* LISTING
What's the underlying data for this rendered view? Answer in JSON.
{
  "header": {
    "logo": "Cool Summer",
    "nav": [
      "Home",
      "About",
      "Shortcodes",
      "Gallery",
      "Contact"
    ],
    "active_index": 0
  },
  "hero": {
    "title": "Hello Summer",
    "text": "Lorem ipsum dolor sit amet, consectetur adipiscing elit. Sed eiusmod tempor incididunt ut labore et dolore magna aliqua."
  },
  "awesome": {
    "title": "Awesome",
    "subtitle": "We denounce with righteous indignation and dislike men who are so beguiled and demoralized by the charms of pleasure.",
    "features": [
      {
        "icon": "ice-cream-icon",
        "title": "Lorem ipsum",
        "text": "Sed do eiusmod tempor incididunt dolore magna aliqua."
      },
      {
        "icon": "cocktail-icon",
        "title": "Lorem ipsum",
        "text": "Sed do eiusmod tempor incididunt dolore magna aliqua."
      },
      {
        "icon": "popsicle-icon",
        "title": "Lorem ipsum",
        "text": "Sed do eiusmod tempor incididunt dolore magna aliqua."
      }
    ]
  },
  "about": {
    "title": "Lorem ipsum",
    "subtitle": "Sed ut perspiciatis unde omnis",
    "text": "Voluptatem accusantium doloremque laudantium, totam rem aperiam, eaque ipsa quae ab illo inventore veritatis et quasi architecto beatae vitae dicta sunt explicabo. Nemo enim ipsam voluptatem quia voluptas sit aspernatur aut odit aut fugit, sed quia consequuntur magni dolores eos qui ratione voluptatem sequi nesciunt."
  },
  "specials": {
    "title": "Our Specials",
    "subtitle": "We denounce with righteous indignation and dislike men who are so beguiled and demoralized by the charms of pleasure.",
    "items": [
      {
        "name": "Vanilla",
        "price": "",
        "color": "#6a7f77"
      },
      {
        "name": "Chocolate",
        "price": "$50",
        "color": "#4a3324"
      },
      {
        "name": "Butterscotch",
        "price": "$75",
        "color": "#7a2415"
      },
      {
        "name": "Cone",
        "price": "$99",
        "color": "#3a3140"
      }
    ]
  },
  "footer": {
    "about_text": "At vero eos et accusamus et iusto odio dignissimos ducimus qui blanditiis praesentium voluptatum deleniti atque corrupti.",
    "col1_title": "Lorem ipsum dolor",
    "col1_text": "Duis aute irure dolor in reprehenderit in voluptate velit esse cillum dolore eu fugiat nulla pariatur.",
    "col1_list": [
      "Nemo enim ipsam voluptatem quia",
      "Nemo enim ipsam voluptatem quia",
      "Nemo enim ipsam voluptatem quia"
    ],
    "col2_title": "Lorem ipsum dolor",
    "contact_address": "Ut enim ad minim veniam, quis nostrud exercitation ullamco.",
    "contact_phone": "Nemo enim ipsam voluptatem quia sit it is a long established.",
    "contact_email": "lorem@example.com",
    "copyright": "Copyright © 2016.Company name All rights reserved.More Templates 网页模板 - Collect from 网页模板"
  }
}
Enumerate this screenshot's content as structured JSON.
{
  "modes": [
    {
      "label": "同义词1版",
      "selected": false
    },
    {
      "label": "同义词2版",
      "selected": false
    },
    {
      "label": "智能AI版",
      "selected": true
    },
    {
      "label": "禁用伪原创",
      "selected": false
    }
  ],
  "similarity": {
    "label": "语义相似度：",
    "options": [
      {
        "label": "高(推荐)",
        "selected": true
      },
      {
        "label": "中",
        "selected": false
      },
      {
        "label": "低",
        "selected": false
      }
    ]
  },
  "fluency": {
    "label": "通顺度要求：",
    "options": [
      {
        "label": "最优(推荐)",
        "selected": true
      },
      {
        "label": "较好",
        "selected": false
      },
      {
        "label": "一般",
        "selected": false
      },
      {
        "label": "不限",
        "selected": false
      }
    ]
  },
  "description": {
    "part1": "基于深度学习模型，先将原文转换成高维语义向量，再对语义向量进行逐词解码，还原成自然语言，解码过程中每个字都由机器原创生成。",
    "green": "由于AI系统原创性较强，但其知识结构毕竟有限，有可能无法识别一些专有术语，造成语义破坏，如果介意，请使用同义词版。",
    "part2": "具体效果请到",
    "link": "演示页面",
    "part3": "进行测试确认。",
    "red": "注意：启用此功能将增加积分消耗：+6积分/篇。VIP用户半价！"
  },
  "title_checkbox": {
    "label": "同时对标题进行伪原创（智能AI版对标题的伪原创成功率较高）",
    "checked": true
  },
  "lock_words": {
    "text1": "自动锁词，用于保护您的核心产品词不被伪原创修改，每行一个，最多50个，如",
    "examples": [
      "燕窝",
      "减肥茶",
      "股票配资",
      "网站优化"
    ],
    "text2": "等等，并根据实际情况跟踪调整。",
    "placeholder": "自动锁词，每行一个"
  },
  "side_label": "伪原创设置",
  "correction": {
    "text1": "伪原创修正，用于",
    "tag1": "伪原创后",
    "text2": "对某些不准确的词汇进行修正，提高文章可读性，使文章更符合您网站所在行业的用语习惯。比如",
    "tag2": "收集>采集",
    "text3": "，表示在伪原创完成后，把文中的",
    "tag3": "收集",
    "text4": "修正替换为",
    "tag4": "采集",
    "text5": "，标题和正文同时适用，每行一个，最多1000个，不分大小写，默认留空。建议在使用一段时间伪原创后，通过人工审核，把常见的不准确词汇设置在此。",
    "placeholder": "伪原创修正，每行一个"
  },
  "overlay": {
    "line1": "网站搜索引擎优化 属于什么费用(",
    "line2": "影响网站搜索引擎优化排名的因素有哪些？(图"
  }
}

* WHAT IS ASKED
Reproduce each line of the material containing the word "placeholder".

* WRITTEN REPLY
    "placeholder": "自动锁词，每行一个"
    "placeholder": "伪原创修正，每行一个"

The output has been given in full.